Work instructions
Below are some records. Pull every line that contains the word "Path".

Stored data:
## start

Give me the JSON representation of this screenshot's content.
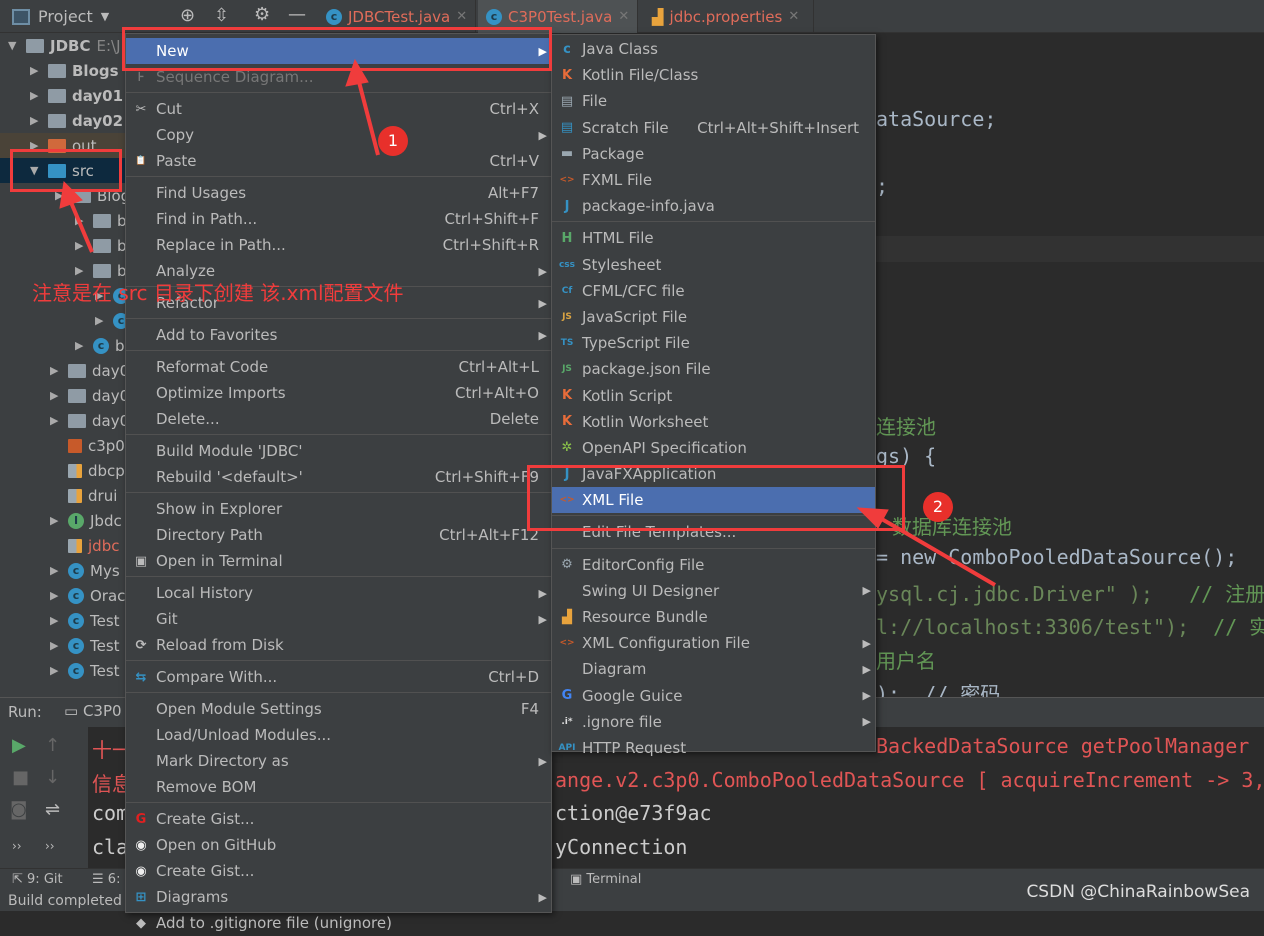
{
  "topbar": {
    "project_label": "Project",
    "tabs": [
      {
        "label": "JDBCTest.java",
        "active": false
      },
      {
        "label": "C3P0Test.java",
        "active": true
      },
      {
        "label": "jdbc.properties",
        "active": false
      }
    ]
  },
  "tree": [
    {
      "label": "JDBC",
      "suffix": "E:\\J",
      "icon": "module-folder",
      "expanded": true,
      "bold": true
    },
    {
      "label": "Blogs",
      "icon": "module-folder",
      "bold": true
    },
    {
      "label": "day01",
      "icon": "module-folder",
      "bold": true
    },
    {
      "label": "day02",
      "icon": "module-folder",
      "bold": true
    },
    {
      "label": "out",
      "icon": "excluded-folder"
    },
    {
      "label": "src",
      "icon": "source-folder",
      "expanded": true,
      "selected": true
    },
    {
      "label": "Blog",
      "icon": "package"
    },
    {
      "label": "b",
      "icon": "package"
    },
    {
      "label": "b",
      "icon": "package"
    },
    {
      "label": "b",
      "icon": "package"
    },
    {
      "label": "",
      "icon": "class"
    },
    {
      "label": "",
      "icon": "class"
    },
    {
      "label": "b",
      "icon": "class-run"
    },
    {
      "label": "day0",
      "icon": "package"
    },
    {
      "label": "day0",
      "icon": "package"
    },
    {
      "label": "day0",
      "icon": "package"
    },
    {
      "label": "c3p0",
      "icon": "xml-file"
    },
    {
      "label": "dbcp",
      "icon": "properties-file"
    },
    {
      "label": "drui",
      "icon": "properties-file"
    },
    {
      "label": "Jbdc",
      "icon": "interface"
    },
    {
      "label": "jdbc",
      "icon": "properties-file",
      "modified": true
    },
    {
      "label": "Mys",
      "icon": "class"
    },
    {
      "label": "Orac",
      "icon": "class"
    },
    {
      "label": "Test",
      "icon": "class-run"
    },
    {
      "label": "Test",
      "icon": "class-run"
    },
    {
      "label": "Test",
      "icon": "class"
    }
  ],
  "code": [
    {
      "text": "ataSource;",
      "tail": ""
    },
    {
      "text": ";",
      "tail": ""
    },
    {
      "text": "连接池",
      "tail": ""
    },
    {
      "text": "gs) {",
      "tail": ""
    },
    {
      "text": "数据库连接池",
      "tail": ""
    },
    {
      "text": "= new ComboPooledDataSource();",
      "tail": ""
    },
    {
      "text": "ysql.cj.jdbc.Driver\" );",
      "tail": "   // 注册"
    },
    {
      "text": "l://localhost:3306/test\");",
      "tail": "  // 实"
    },
    {
      "text": "用户名",
      "tail": ""
    },
    {
      "text": ");  // 密码",
      "tail": ""
    }
  ],
  "run": {
    "label": "Run:",
    "tab": "C3P0",
    "lines": [
      {
        "left": "十一",
        "right": "BackedDataSource getPoolManager"
      },
      {
        "left": "信息",
        "right": "ange.v2.c3p0.ComboPooledDataSource [ acquireIncrement -> 3,"
      },
      {
        "left": "com",
        "right": "ction@e73f9ac"
      },
      {
        "left": "cla",
        "right": "yConnection"
      }
    ]
  },
  "bottombar": {
    "git": "9: Git",
    "todo": "6:",
    "terminal": "Terminal"
  },
  "status": "Build completed",
  "main_menu": [
    {
      "label": "New",
      "submenu": true,
      "selected": true
    },
    {
      "label": "Sequence Diagram...",
      "disabled": true,
      "icon": "sequence"
    },
    {
      "sep": true
    },
    {
      "label": "Cut",
      "shortcut": "Ctrl+X",
      "icon": "scissors"
    },
    {
      "label": "Copy",
      "submenu": true
    },
    {
      "label": "Paste",
      "shortcut": "Ctrl+V",
      "icon": "clipboard"
    },
    {
      "sep": true
    },
    {
      "label": "Find Usages",
      "shortcut": "Alt+F7"
    },
    {
      "label": "Find in Path...",
      "shortcut": "Ctrl+Shift+F"
    },
    {
      "label": "Replace in Path...",
      "shortcut": "Ctrl+Shift+R"
    },
    {
      "label": "Analyze",
      "submenu": true
    },
    {
      "sep": true
    },
    {
      "label": "Refactor",
      "submenu": true
    },
    {
      "sep": true
    },
    {
      "label": "Add to Favorites",
      "submenu": true
    },
    {
      "sep": true
    },
    {
      "label": "Reformat Code",
      "shortcut": "Ctrl+Alt+L"
    },
    {
      "label": "Optimize Imports",
      "shortcut": "Ctrl+Alt+O"
    },
    {
      "label": "Delete...",
      "shortcut": "Delete"
    },
    {
      "sep": true
    },
    {
      "label": "Build Module 'JDBC'"
    },
    {
      "label": "Rebuild '<default>'",
      "shortcut": "Ctrl+Shift+F9"
    },
    {
      "sep": true
    },
    {
      "label": "Show in Explorer"
    },
    {
      "label": "Directory Path",
      "shortcut": "Ctrl+Alt+F12"
    },
    {
      "label": "Open in Terminal",
      "icon": "terminal"
    },
    {
      "sep": true
    },
    {
      "label": "Local History",
      "submenu": true
    },
    {
      "label": "Git",
      "submenu": true
    },
    {
      "label": "Reload from Disk",
      "icon": "reload"
    },
    {
      "sep": true
    },
    {
      "label": "Compare With...",
      "shortcut": "Ctrl+D",
      "icon": "compare"
    },
    {
      "sep": true
    },
    {
      "label": "Open Module Settings",
      "shortcut": "F4"
    },
    {
      "label": "Load/Unload Modules..."
    },
    {
      "label": "Mark Directory as",
      "submenu": true
    },
    {
      "label": "Remove BOM"
    },
    {
      "sep": true
    },
    {
      "label": "Create Gist...",
      "icon": "gitee"
    },
    {
      "label": "Open on GitHub",
      "icon": "github"
    },
    {
      "label": "Create Gist...",
      "icon": "github"
    },
    {
      "label": "Diagrams",
      "submenu": true,
      "icon": "diagram"
    },
    {
      "label": "Add to .gitignore file (unignore)",
      "icon": "gitignore"
    }
  ],
  "new_submenu": [
    {
      "label": "Java Class",
      "icon": "java-class"
    },
    {
      "label": "Kotlin File/Class",
      "icon": "kotlin"
    },
    {
      "label": "File",
      "icon": "file"
    },
    {
      "label": "Scratch File",
      "shortcut": "Ctrl+Alt+Shift+Insert",
      "icon": "scratch"
    },
    {
      "label": "Package",
      "icon": "package"
    },
    {
      "label": "FXML File",
      "icon": "xml"
    },
    {
      "label": "package-info.java",
      "icon": "java-file"
    },
    {
      "sep": true
    },
    {
      "label": "HTML File",
      "icon": "html"
    },
    {
      "label": "Stylesheet",
      "icon": "css"
    },
    {
      "label": "CFML/CFC file",
      "icon": "cfml"
    },
    {
      "label": "JavaScript File",
      "icon": "js"
    },
    {
      "label": "TypeScript File",
      "icon": "ts"
    },
    {
      "label": "package.json File",
      "icon": "nodejs"
    },
    {
      "label": "Kotlin Script",
      "icon": "kotlin"
    },
    {
      "label": "Kotlin Worksheet",
      "icon": "kotlin"
    },
    {
      "label": "OpenAPI Specification",
      "icon": "openapi"
    },
    {
      "label": "JavaFXApplication",
      "icon": "java-file"
    },
    {
      "label": "XML File",
      "icon": "xml",
      "selected": true
    },
    {
      "sep": true
    },
    {
      "label": "Edit File Templates..."
    },
    {
      "sep": true
    },
    {
      "label": "EditorConfig File",
      "icon": "gear"
    },
    {
      "label": "Swing UI Designer",
      "submenu": true
    },
    {
      "label": "Resource Bundle",
      "icon": "properties"
    },
    {
      "label": "XML Configuration File",
      "submenu": true,
      "icon": "xml"
    },
    {
      "label": "Diagram",
      "submenu": true
    },
    {
      "label": "Google Guice",
      "submenu": true,
      "icon": "google"
    },
    {
      "label": ".ignore file",
      "submenu": true,
      "icon": "ignore"
    },
    {
      "label": "HTTP Request",
      "icon": "api"
    }
  ],
  "annotations": {
    "step1": "1",
    "step2": "2",
    "note": "注意是在 src 目录下创建 该.xml配置文件",
    "watermark": "CSDN @ChinaRainbowSea"
  },
  "colors": {
    "highlight": "#4b6eaf",
    "annotation_red": "#f03c3c",
    "menu_bg": "#3c3f41",
    "editor_bg": "#2b2b2b"
  }
}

## end

Response to the task
      "label": "Find in Path...",
      "label": "Replace in Path...",
      "label": "Directory Path",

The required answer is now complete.